__PROBLEM DESCRIPTION__:
Set the listing down again in full, word for word, with the pictures left out.

__EXTRACTED DATA__:
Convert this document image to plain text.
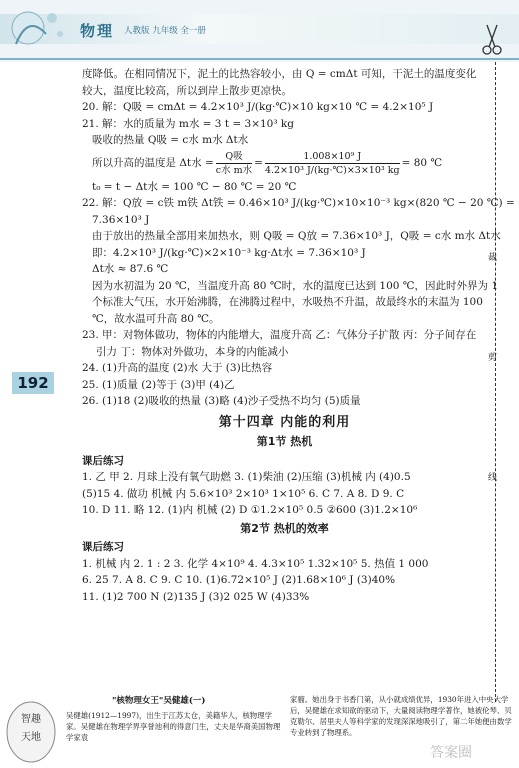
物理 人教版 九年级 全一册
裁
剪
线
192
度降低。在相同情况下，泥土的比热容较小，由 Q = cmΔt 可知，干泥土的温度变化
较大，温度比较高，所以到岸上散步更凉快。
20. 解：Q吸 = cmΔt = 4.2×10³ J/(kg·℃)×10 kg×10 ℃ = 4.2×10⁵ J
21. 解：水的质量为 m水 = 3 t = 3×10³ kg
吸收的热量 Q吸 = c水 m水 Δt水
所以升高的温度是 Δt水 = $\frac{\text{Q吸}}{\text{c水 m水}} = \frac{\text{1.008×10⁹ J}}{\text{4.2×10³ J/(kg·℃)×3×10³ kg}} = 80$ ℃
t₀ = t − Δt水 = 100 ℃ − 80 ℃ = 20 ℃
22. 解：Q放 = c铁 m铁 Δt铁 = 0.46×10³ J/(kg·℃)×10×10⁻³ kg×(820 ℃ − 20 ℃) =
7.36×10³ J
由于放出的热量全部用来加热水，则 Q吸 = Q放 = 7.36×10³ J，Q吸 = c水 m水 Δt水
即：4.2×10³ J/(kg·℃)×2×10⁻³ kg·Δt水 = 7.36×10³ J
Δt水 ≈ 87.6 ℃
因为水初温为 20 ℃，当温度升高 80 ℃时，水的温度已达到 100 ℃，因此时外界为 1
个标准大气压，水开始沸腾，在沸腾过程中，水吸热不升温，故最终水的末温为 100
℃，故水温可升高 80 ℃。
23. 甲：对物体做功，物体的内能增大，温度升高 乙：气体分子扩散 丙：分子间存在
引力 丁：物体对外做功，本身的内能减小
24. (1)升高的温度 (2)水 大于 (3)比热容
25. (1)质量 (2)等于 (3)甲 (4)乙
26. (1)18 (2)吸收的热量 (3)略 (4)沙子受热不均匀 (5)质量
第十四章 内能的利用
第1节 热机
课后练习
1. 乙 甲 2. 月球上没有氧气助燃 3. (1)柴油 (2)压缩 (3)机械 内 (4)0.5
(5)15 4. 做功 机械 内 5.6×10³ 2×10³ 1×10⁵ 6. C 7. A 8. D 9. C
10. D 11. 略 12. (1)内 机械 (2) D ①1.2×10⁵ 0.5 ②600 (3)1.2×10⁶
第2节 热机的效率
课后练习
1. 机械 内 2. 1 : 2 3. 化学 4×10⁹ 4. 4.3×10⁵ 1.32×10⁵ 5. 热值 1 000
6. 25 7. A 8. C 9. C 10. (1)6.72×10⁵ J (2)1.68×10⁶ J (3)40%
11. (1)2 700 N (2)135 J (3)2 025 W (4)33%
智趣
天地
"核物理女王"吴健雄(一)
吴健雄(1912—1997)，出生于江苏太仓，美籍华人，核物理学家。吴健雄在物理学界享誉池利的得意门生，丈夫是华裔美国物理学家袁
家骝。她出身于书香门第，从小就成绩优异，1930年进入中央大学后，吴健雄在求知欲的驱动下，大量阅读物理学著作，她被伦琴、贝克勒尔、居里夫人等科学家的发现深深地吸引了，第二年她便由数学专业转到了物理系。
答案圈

__IN RESPONSE__:
Convert this document image to plain text.
物理 人教版 九年级 全一册
裁
剪
线
192
度降低。在相同情况下，泥土的比热容较小，由 Q = cmΔt 可知，干泥土的温度变化
较大，温度比较高，所以到岸上散步更凉快。
20. 解：Q吸 = cmΔt = 4.2×10³ J/(kg·℃)×10 kg×10 ℃ = 4.2×10⁵ J
21. 解：水的质量为 m水 = 3 t = 3×10³ kg
吸收的热量 Q吸 = c水 m水 Δt水
所以升高的温度是 Δt水 = $\frac{\text{Q吸}}{\text{c水 m水}} = \frac{\text{1.008×10⁹ J}}{\text{4.2×10³ J/(kg·℃)×3×10³ kg}} = 80$ ℃
t₀ = t − Δt水 = 100 ℃ − 80 ℃ = 20 ℃
22. 解：Q放 = c铁 m铁 Δt铁 = 0.46×10³ J/(kg·℃)×10×10⁻³ kg×(820 ℃ − 20 ℃) =
7.36×10³ J
由于放出的热量全部用来加热水，则 Q吸 = Q放 = 7.36×10³ J，Q吸 = c水 m水 Δt水
即：4.2×10³ J/(kg·℃)×2×10⁻³ kg·Δt水 = 7.36×10³ J
Δt水 ≈ 87.6 ℃
因为水初温为 20 ℃，当温度升高 80 ℃时，水的温度已达到 100 ℃，因此时外界为 1
个标准大气压，水开始沸腾，在沸腾过程中，水吸热不升温，故最终水的末温为 100
℃，故水温可升高 80 ℃。
23. 甲：对物体做功，物体的内能增大，温度升高 乙：气体分子扩散 丙：分子间存在
引力 丁：物体对外做功，本身的内能减小
24. (1)升高的温度 (2)水 大于 (3)比热容
25. (1)质量 (2)等于 (3)甲 (4)乙
26. (1)18 (2)吸收的热量 (3)略 (4)沙子受热不均匀 (5)质量
第十四章 内能的利用
第1节 热机
课后练习
1. 乙 甲 2. 月球上没有氧气助燃 3. (1)柴油 (2)压缩 (3)机械 内 (4)0.5
(5)15 4. 做功 机械 内 5.6×10³ 2×10³ 1×10⁵ 6. C 7. A 8. D 9. C
10. D 11. 略 12. (1)内 机械 (2) D ①1.2×10⁵ 0.5 ②600 (3)1.2×10⁶
第2节 热机的效率
课后练习
1. 机械 内 2. 1 : 2 3. 化学 4×10⁹ 4. 4.3×10⁵ 1.32×10⁵ 5. 热值 1 000
6. 25 7. A 8. C 9. C 10. (1)6.72×10⁵ J (2)1.68×10⁶ J (3)40%
11. (1)2 700 N (2)135 J (3)2 025 W (4)33%
智趣
天地
"核物理女王"吴健雄(一)
吴健雄(1912—1997)，出生于江苏太仓，美籍华人，核物理学家。吴健雄在物理学界享誉池利的得意门生，丈夫是华裔美国物理学家袁
家骝。她出身于书香门第，从小就成绩优异，1930年进入中央大学后，吴健雄在求知欲的驱动下，大量阅读物理学著作，她被伦琴、贝克勒尔、居里夫人等科学家的发现深深地吸引了，第二年她便由数学专业转到了物理系。
答案圈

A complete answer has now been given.